- Aim -
Lift out each line of the data that holds "JSON".

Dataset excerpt
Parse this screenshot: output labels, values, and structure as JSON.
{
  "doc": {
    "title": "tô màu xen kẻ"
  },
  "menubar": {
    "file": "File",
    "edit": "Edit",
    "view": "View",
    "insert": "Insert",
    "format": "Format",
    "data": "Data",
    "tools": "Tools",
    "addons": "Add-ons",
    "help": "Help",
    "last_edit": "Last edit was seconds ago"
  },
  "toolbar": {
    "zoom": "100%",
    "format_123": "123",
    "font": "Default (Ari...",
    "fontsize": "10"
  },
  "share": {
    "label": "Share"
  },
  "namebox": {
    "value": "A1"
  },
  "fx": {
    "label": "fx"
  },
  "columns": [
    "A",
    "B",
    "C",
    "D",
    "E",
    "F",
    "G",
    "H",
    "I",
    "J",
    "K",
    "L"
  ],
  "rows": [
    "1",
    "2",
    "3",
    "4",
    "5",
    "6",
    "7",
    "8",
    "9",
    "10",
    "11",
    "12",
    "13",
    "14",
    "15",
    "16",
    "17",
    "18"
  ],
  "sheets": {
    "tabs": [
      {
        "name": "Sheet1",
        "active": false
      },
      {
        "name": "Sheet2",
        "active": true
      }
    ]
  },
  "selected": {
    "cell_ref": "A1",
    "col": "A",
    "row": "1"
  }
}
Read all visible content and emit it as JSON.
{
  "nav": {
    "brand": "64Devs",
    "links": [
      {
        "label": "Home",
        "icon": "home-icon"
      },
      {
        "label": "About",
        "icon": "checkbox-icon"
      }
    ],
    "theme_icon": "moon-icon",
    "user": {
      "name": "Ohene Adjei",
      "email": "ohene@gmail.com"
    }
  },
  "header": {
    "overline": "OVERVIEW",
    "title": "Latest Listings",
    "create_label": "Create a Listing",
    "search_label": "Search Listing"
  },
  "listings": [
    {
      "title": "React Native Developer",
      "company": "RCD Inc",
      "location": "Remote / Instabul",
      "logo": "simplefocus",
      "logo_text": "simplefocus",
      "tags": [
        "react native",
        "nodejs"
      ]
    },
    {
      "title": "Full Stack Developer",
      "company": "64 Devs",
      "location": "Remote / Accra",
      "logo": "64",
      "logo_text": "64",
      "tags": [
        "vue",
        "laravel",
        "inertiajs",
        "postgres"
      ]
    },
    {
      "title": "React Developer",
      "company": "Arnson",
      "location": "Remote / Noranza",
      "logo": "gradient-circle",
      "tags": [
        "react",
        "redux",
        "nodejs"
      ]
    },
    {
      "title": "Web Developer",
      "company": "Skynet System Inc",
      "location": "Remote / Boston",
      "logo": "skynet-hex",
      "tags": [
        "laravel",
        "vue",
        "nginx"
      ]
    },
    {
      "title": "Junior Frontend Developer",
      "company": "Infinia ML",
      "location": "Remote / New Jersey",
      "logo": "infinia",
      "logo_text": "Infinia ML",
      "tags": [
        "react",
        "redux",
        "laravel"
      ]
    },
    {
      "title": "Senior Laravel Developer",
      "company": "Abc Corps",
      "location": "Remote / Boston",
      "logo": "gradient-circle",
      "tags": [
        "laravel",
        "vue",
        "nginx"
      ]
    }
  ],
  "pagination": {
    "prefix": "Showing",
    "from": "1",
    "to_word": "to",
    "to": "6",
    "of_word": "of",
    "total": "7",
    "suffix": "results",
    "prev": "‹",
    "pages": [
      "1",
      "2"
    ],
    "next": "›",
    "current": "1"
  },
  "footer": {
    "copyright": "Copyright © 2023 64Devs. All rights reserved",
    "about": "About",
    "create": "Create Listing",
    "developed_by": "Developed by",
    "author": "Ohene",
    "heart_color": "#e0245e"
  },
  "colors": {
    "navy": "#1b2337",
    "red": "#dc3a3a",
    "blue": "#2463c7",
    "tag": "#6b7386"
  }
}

- Response to the exercise -
Parse this screenshot: output labels, values, and structure as JSON.
Read all visible content and emit it as JSON.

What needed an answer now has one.